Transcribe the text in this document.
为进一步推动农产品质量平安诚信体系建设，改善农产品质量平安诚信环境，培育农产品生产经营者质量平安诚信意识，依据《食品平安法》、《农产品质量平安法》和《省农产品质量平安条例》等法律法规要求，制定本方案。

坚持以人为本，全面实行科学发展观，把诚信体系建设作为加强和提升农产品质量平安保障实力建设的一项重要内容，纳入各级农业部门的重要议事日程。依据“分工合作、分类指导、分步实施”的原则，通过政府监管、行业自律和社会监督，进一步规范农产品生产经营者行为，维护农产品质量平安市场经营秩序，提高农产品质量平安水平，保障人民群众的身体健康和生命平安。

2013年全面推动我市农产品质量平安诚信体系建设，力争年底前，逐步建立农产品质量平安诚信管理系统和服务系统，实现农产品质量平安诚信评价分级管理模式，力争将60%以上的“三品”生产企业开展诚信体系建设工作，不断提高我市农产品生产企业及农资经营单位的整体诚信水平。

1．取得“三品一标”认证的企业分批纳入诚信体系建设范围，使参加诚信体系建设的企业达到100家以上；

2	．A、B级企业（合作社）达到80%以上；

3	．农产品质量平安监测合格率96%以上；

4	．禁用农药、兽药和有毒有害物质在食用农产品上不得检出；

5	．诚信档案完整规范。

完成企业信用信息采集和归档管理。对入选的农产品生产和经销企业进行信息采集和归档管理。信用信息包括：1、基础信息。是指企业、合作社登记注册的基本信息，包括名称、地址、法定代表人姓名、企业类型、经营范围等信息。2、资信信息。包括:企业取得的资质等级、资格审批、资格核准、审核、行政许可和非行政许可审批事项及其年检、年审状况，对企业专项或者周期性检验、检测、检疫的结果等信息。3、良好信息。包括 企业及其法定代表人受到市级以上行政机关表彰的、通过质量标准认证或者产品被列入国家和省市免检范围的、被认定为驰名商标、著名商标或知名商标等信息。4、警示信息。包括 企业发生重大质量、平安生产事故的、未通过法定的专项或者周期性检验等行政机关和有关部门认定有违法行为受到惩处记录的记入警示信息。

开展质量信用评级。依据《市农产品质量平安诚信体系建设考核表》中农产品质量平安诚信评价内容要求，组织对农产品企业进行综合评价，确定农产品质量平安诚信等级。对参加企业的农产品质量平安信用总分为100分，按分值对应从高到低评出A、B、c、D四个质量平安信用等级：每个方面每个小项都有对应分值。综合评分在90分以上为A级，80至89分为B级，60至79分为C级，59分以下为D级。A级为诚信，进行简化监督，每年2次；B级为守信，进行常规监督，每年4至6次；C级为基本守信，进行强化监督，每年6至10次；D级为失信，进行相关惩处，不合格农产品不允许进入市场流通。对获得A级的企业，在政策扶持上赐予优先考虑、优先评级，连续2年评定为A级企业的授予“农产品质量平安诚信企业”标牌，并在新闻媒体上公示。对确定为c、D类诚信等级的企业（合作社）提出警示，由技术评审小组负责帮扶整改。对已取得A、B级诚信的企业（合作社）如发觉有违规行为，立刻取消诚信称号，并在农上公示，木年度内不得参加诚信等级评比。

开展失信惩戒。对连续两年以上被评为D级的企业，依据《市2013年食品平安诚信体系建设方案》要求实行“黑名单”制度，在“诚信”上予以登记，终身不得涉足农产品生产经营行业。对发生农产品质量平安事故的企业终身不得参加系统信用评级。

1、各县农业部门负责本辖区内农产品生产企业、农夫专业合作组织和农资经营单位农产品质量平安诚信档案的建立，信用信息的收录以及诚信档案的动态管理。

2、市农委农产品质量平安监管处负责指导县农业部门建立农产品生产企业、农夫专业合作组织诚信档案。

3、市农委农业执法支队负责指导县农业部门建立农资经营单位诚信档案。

[Problem statement]:
Repeat the data above exactly.

[The output]:
Transcribe the text in this document.
为进一步推动农产品质量平安诚信体系建设，改善农产品质量平安诚信环境，培育农产品生产经营者质量平安诚信意识，依据《食品平安法》、《农产品质量平安法》和《省农产品质量平安条例》等法律法规要求，制定本方案。

坚持以人为本，全面实行科学发展观，把诚信体系建设作为加强和提升农产品质量平安保障实力建设的一项重要内容，纳入各级农业部门的重要议事日程。依据“分工合作、分类指导、分步实施”的原则，通过政府监管、行业自律和社会监督，进一步规范农产品生产经营者行为，维护农产品质量平安市场经营秩序，提高农产品质量平安水平，保障人民群众的身体健康和生命平安。

2013年全面推动我市农产品质量平安诚信体系建设，力争年底前，逐步建立农产品质量平安诚信管理系统和服务系统，实现农产品质量平安诚信评价分级管理模式，力争将60%以上的“三品”生产企业开展诚信体系建设工作，不断提高我市农产品生产企业及农资经营单位的整体诚信水平。

1．取得“三品一标”认证的企业分批纳入诚信体系建设范围，使参加诚信体系建设的企业达到100家以上；

2	．A、B级企业（合作社）达到80%以上；

3	．农产品质量平安监测合格率96%以上；

4	．禁用农药、兽药和有毒有害物质在食用农产品上不得检出；

5	．诚信档案完整规范。

完成企业信用信息采集和归档管理。对入选的农产品生产和经销企业进行信息采集和归档管理。信用信息包括：1、基础信息。是指企业、合作社登记注册的基本信息，包括名称、地址、法定代表人姓名、企业类型、经营范围等信息。2、资信信息。包括:企业取得的资质等级、资格审批、资格核准、审核、行政许可和非行政许可审批事项及其年检、年审状况，对企业专项或者周期性检验、检测、检疫的结果等信息。3、良好信息。包括 企业及其法定代表人受到市级以上行政机关表彰的、通过质量标准认证或者产品被列入国家和省市免检范围的、被认定为驰名商标、著名商标或知名商标等信息。4、警示信息。包括 企业发生重大质量、平安生产事故的、未通过法定的专项或者周期性检验等行政机关和有关部门认定有违法行为受到惩处记录的记入警示信息。

开展质量信用评级。依据《市农产品质量平安诚信体系建设考核表》中农产品质量平安诚信评价内容要求，组织对农产品企业进行综合评价，确定农产品质量平安诚信等级。对参加企业的农产品质量平安信用总分为100分，按分值对应从高到低评出A、B、c、D四个质量平安信用等级：每个方面每个小项都有对应分值。综合评分在90分以上为A级，80至89分为B级，60至79分为C级，59分以下为D级。A级为诚信，进行简化监督，每年2次；B级为守信，进行常规监督，每年4至6次；C级为基本守信，进行强化监督，每年6至10次；D级为失信，进行相关惩处，不合格农产品不允许进入市场流通。对获得A级的企业，在政策扶持上赐予优先考虑、优先评级，连续2年评定为A级企业的授予“农产品质量平安诚信企业”标牌，并在新闻媒体上公示。对确定为c、D类诚信等级的企业（合作社）提出警示，由技术评审小组负责帮扶整改。对已取得A、B级诚信的企业（合作社）如发觉有违规行为，立刻取消诚信称号，并在农上公示，木年度内不得参加诚信等级评比。

开展失信惩戒。对连续两年以上被评为D级的企业，依据《市2013年食品平安诚信体系建设方案》要求实行“黑名单”制度，在“诚信”上予以登记，终身不得涉足农产品生产经营行业。对发生农产品质量平安事故的企业终身不得参加系统信用评级。

1、各县农业部门负责本辖区内农产品生产企业、农夫专业合作组织和农资经营单位农产品质量平安诚信档案的建立，信用信息的收录以及诚信档案的动态管理。

2、市农委农产品质量平安监管处负责指导县农业部门建立农产品生产企业、农夫专业合作组织诚信档案。

3、市农委农业执法支队负责指导县农业部门建立农资经营单位诚信档案。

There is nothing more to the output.